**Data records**

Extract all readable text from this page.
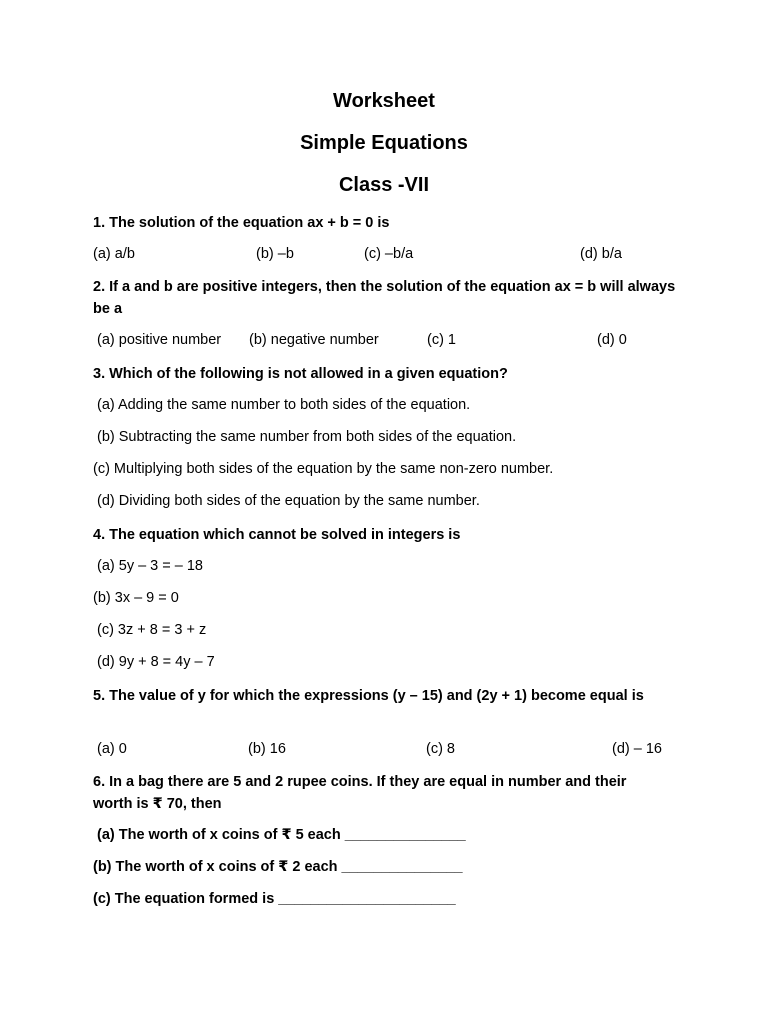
Worksheet
Simple Equations
Class -VII
1. The solution of the equation ax + b = 0 is
(a) a/b	(b) –b	(c) –b/a	(d) b/a
2. If a and b are positive integers, then the solution of the equation ax = b will always be a
(a) positive number (b) negative number	(c) 1	(d) 0
3. Which of the following is not allowed in a given equation?
(a) Adding the same number to both sides of the equation.
(b) Subtracting the same number from both sides of the equation.
(c) Multiplying both sides of the equation by the same non-zero number.
(d) Dividing both sides of the equation by the same number.
4. The equation which cannot be solved in integers is
(a) 5y – 3 = – 18
(b) 3x – 9 = 0
(c) 3z + 8 = 3 + z
(d) 9y + 8 = 4y – 7
5. The value of y for which the expressions (y – 15) and (2y + 1) become equal is
(a) 0	(b) 16	(c) 8	(d) – 16
6. In a bag there are 5 and 2 rupee coins. If they are equal in number and their worth is ₹ 70, then
(a) The worth of x coins of ₹ 5 each _______________
(b) The worth of x coins of ₹ 2 each _______________
(c) The equation formed is ______________________
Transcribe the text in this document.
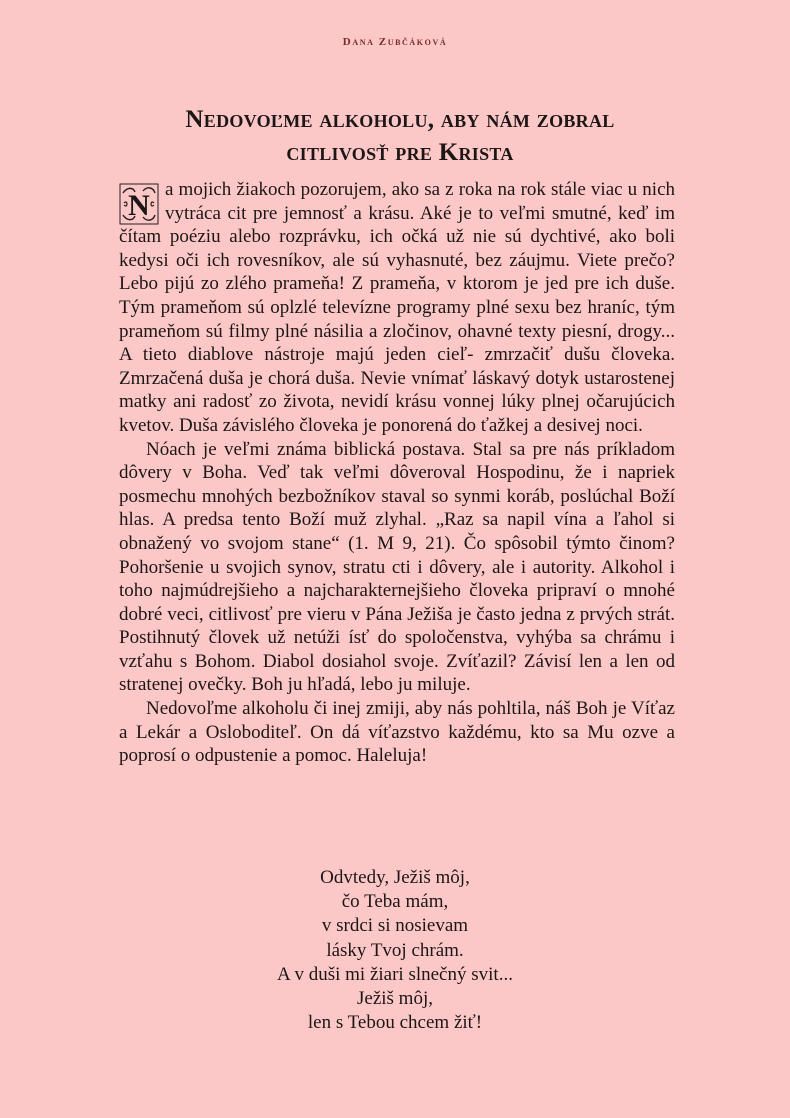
Dana Zubčáková
Nedovoľme alkoholu, aby nám zobral
citlivosť pre Krista

N a mojich žiakoch pozorujem, ako sa z roka na rok stále viac u nich vytráca cit pre jemnosť a krásu. Aké je to veľmi smutné, keď im čítam poéziu alebo rozprávku, ich očká už nie sú dychtivé, ako boli kedysi oči ich rovesníkov, ale sú vyhasnuté, bez záujmu. Viete prečo? Lebo pijú zo zlého prameňa! Z prameňa, v ktorom je jed pre ich duše. Tým prameňom sú oplzlé televízne programy plné sexu bez hraníc, tým prameňom sú filmy plné násilia a zločinov, ohavné texty piesní, drogy... A tieto diablove nástroje majú jeden cieľ- zmrzačiť dušu človeka. Zmrzačená duša je chorá duša. Nevie vnímať láskavý dotyk ustarostenej matky ani radosť zo života, nevidí krásu vonnej lúky plnej očarujúcich kvetov. Duša závislého človeka je ponorená do ťažkej a desivej noci.

Nóach je veľmi známa biblická postava. Stal sa pre nás príkladom dôvery v Boha. Veď tak veľmi dôveroval Hospodinu, že i napriek posmechu mnohých bezbožníkov staval so synmi koráb, poslúchal Boží hlas. A predsa tento Boží muž zlyhal. „Raz sa napil vína a ľahol si obnažený vo svojom stane“ (1. M 9, 21). Čo spôsobil týmto činom? Pohoršenie u svojich synov, stratu cti i dôvery, ale i autority. Alkohol i toho najmúdrejšieho a najcharakternejšieho človeka pripraví o mnohé dobré veci, citlivosť pre vieru v Pána Ježiša je často jedna z prvých strát. Postihnutý človek už netúži ísť do spoločenstva, vyhýba sa chrámu i vzťahu s Bohom. Diabol dosiahol svoje. Zvíťazil? Závisí len a len od stratenej ovečky. Boh ju hľadá, lebo ju miluje.

Nedovoľme alkoholu či inej zmiji, aby nás pohltila, náš Boh je Víťaz a Lekár a Osloboditeľ. On dá víťazstvo každému, kto sa Mu ozve a poprosí o odpustenie a pomoc. Haleluja!

Odvtedy, Ježiš môj,
čo Teba mám,
v srdci si nosievam
lásky Tvoj chrám.
A v duši mi žiari slnečný svit...
Ježiš môj,
len s Tebou chcem žiť!
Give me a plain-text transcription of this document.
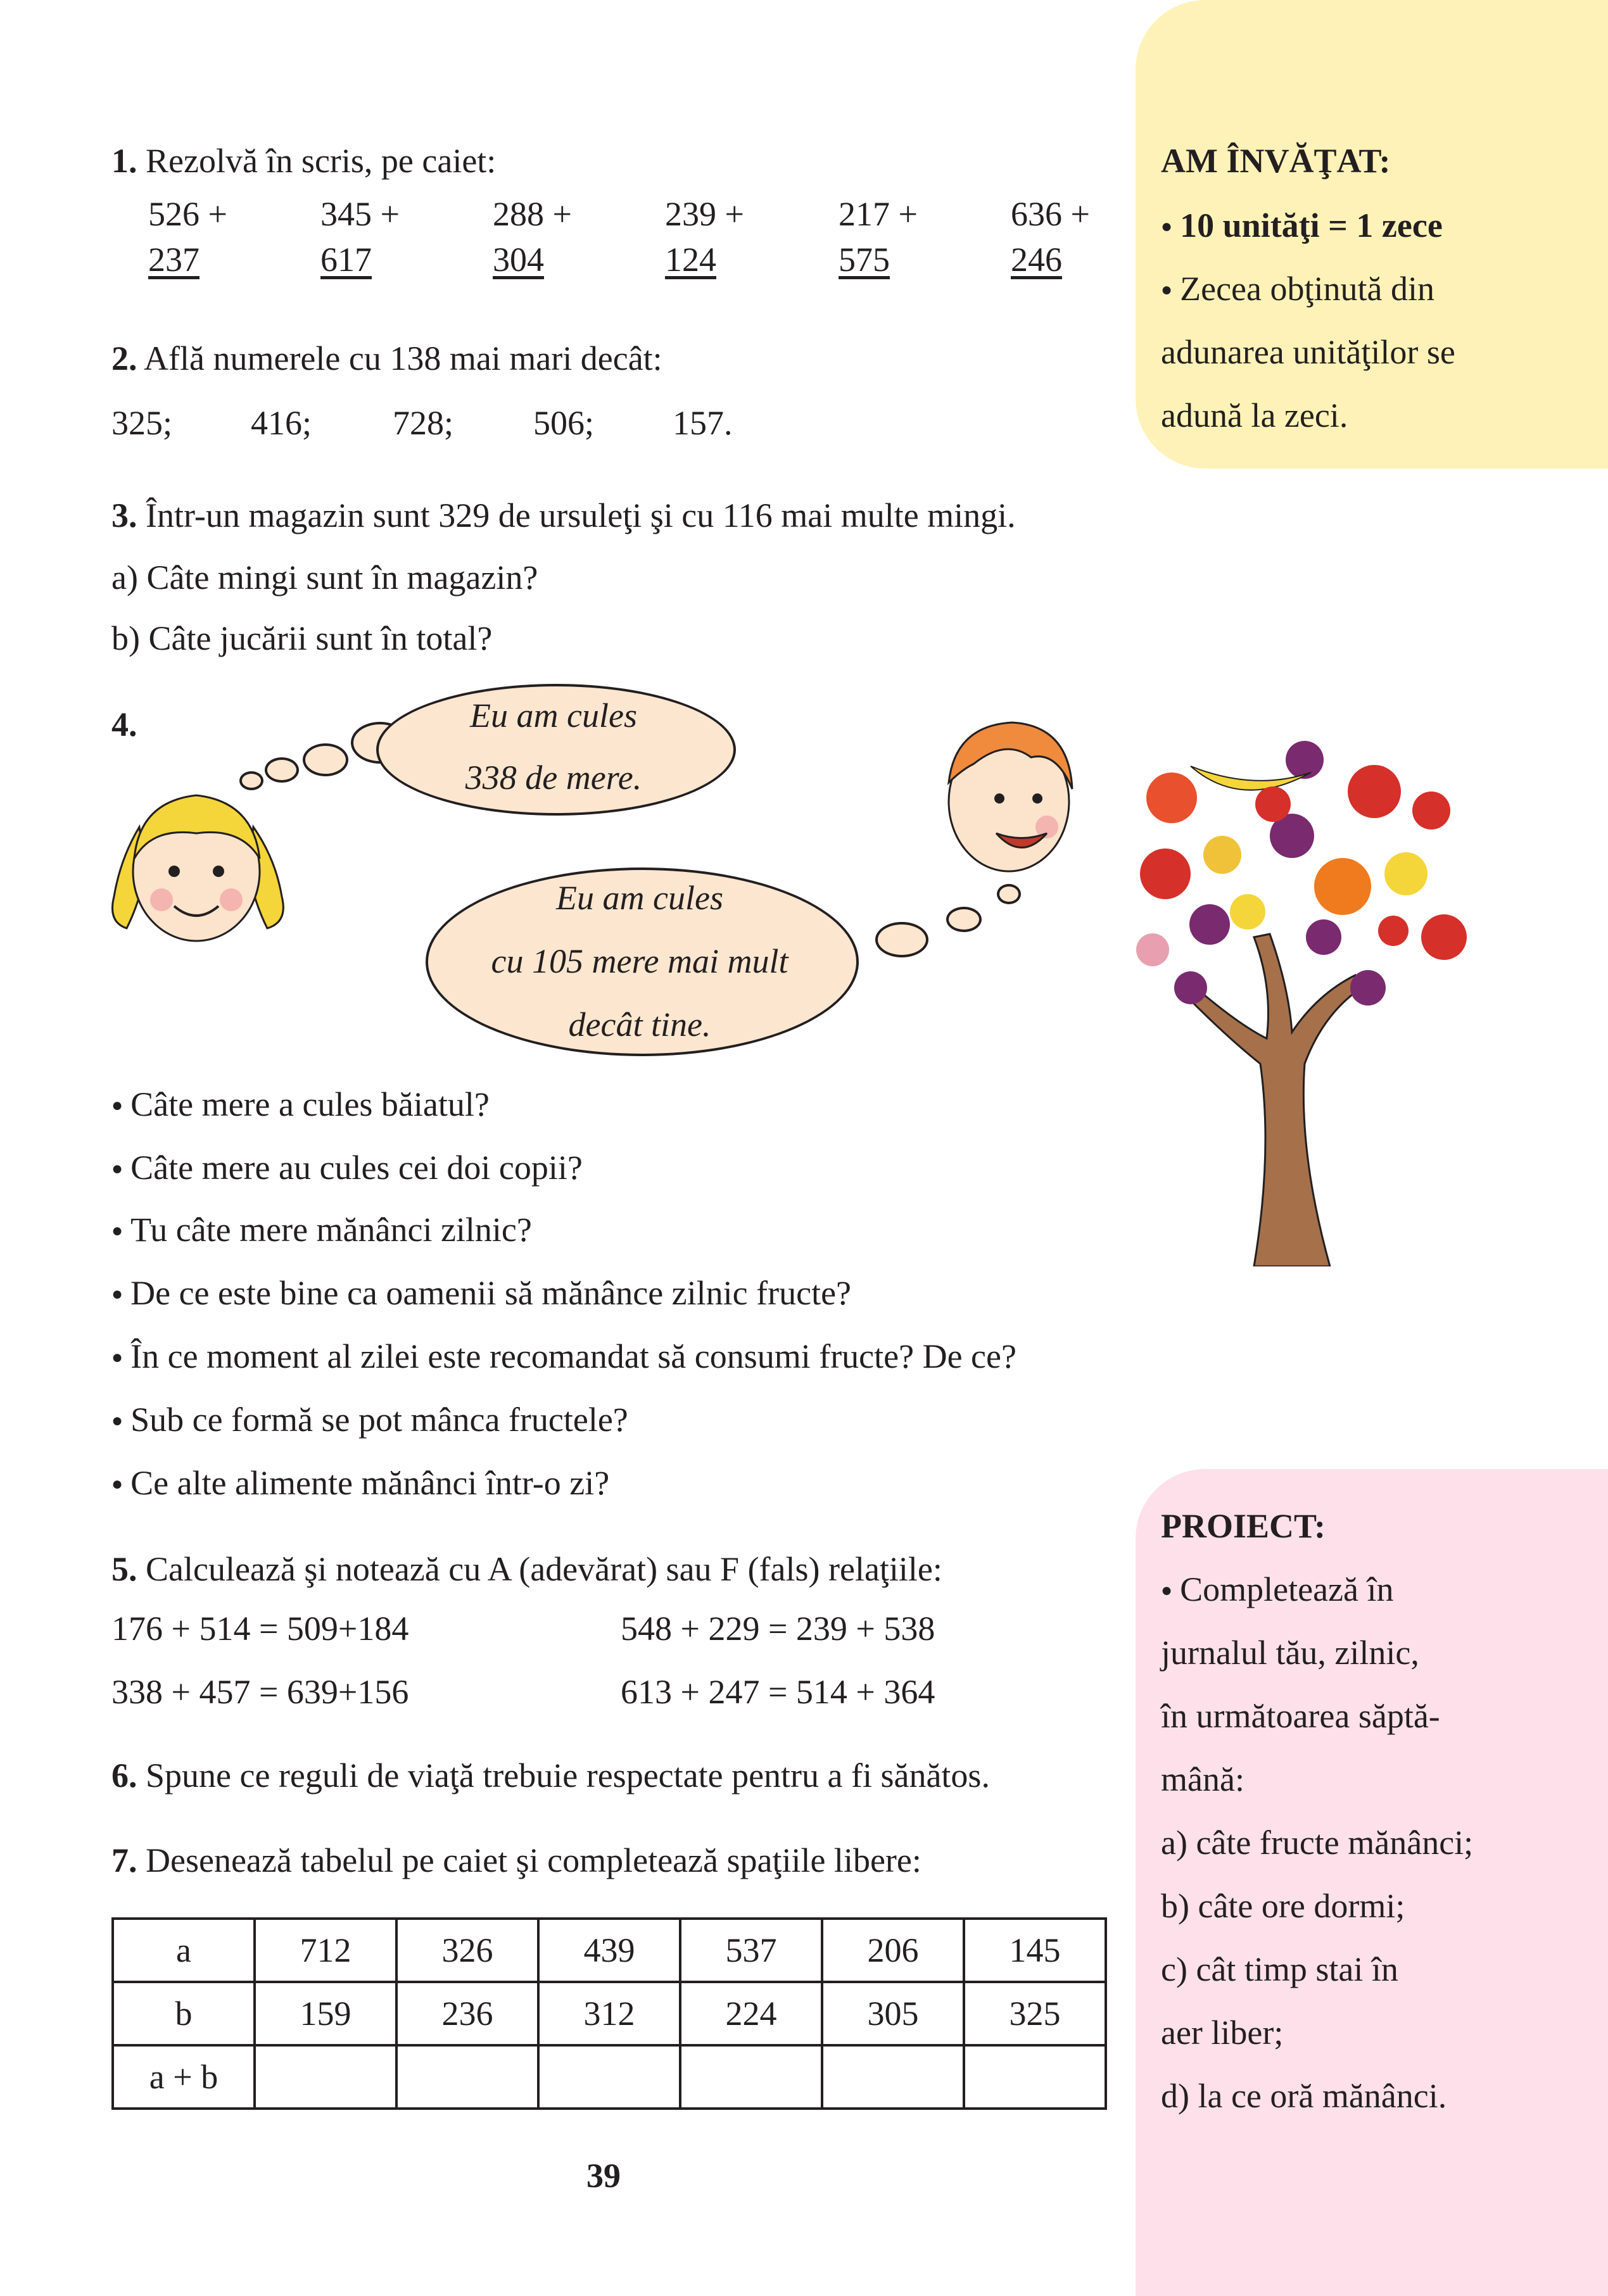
AM ÎNVĂŢAT:
● 10 unităţi = 1 zece
● Zecea obţinută din
adunarea unităţilor se
adună la zeci.
1. Rezolvă în scris, pe caiet:
526 +
237
345 +
617
288 +
304
239 +
124
217 +
575
636 +
246
2. Află numerele cu 138 mai mari decât:
325; 416; 728; 506; 157.
3. Într-un magazin sunt 329 de ursuleţi şi cu 116 mai multe mingi.
a) Câte mingi sunt în magazin?
b) Câte jucării sunt în total?
4.	Eu am cules
338 de mere.
Eu am cules
cu 105 mere mai mult
decât tine.
● Câte mere a cules băiatul?
● Câte mere au cules cei doi copii?
● Tu câte mere mănânci zilnic?
● De ce este bine ca oamenii să mănânce zilnic fructe?
● În ce moment al zilei este recomandat să consumi fructe? De ce?
● Sub ce formă se pot mânca fructele?
● Ce alte alimente mănânci într-o zi?
PROIECT:
● Completează în
jurnalul tău, zilnic,
în următoarea săptă-
mână:
a) câte fructe mănânci;
b) câte ore dormi;
c) cât timp stai în
aer liber;
d) la ce oră mănânci.
5. Calculează şi notează cu A (adevărat) sau F (fals) relaţiile:
176 + 514 = 509+184	548 + 229 = 239 + 538
338 + 457 = 639+156	613 + 247 = 514 + 364
6. Spune ce reguli de viaţă trebuie respectate pentru a fi sănătos.
7. Desenează tabelul pe caiet şi completează spaţiile libere:
a	712	326	439	537	206	145
b	159	236	312	224	305	325
a + b						
39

**Your task**
From the entries above, extract every line where the word "decât" appears.

**Answer to this exercise**
2. Află numerele cu 138 mai mari decât:
decât tine.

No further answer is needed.